◆ Direction
Pull each line containing "JSON" out of the data and copy it.

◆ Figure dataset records
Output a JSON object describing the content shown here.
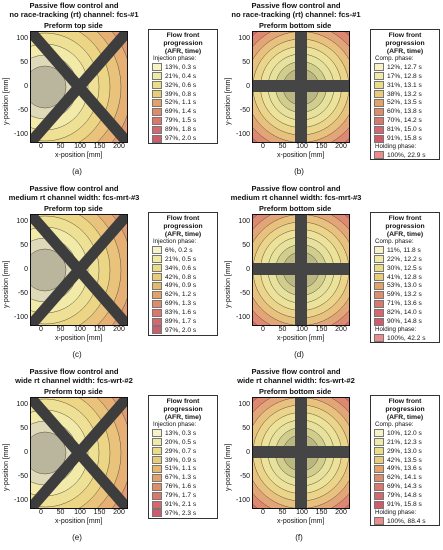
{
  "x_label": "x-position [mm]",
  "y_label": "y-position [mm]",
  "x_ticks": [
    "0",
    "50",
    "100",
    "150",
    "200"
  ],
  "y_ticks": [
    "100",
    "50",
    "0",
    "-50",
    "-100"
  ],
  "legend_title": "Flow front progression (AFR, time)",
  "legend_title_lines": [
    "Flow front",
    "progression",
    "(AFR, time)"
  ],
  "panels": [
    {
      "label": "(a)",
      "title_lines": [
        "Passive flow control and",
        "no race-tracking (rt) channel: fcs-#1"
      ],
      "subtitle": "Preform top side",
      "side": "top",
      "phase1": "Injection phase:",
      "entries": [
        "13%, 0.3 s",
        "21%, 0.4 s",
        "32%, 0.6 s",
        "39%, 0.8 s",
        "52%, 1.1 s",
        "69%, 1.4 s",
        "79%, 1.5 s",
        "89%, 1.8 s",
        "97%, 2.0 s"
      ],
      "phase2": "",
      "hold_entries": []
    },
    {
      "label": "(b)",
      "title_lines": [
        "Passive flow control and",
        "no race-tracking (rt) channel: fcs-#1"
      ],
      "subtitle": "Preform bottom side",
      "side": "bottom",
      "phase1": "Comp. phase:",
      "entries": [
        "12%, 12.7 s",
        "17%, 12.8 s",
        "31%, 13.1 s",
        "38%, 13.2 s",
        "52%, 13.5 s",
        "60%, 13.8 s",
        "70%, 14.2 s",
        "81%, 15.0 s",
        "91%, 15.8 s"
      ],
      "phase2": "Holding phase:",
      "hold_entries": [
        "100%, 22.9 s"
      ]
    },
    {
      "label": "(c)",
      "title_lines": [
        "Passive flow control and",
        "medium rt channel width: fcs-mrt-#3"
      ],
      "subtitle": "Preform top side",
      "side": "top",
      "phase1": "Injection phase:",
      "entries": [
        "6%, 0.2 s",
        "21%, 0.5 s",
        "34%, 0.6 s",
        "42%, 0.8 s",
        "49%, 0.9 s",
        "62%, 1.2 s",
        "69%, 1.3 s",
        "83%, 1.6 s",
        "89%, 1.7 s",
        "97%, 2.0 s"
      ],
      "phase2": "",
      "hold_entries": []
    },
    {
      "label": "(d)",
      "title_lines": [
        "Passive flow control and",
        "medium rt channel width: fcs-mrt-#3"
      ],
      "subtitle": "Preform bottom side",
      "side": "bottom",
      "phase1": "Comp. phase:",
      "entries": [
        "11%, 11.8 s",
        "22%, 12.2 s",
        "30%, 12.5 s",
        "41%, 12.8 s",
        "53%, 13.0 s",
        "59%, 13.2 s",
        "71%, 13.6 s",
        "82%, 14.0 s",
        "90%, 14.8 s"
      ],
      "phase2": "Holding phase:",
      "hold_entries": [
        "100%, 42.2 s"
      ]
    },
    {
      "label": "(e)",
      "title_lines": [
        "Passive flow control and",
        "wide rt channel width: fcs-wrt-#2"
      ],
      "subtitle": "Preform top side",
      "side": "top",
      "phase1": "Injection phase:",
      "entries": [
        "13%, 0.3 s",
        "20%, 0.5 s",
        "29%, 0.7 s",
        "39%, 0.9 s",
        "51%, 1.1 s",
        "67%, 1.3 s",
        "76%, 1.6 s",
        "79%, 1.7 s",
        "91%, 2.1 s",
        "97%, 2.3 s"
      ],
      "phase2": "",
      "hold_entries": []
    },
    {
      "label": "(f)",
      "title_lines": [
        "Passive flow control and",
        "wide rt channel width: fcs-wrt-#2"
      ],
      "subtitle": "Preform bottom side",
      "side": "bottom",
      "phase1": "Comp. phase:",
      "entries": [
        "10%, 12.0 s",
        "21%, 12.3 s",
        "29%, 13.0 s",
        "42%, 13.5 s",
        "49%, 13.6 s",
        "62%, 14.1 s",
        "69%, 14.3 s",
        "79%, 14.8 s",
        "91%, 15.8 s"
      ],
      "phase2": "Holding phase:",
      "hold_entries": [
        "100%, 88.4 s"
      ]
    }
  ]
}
==
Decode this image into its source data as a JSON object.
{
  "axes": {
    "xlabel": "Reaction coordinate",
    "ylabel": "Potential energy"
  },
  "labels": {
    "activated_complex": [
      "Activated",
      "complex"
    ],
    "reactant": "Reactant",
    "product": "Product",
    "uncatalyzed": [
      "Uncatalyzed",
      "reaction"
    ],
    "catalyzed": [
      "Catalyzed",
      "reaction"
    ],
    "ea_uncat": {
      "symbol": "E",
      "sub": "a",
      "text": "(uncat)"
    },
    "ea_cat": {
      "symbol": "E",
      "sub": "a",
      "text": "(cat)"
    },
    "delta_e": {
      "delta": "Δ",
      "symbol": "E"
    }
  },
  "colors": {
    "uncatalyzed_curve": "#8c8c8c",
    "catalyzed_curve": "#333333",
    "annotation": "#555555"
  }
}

◆ Task response
Output a JSON object describing the content shown here.
Decode this image into its source data as a JSON object.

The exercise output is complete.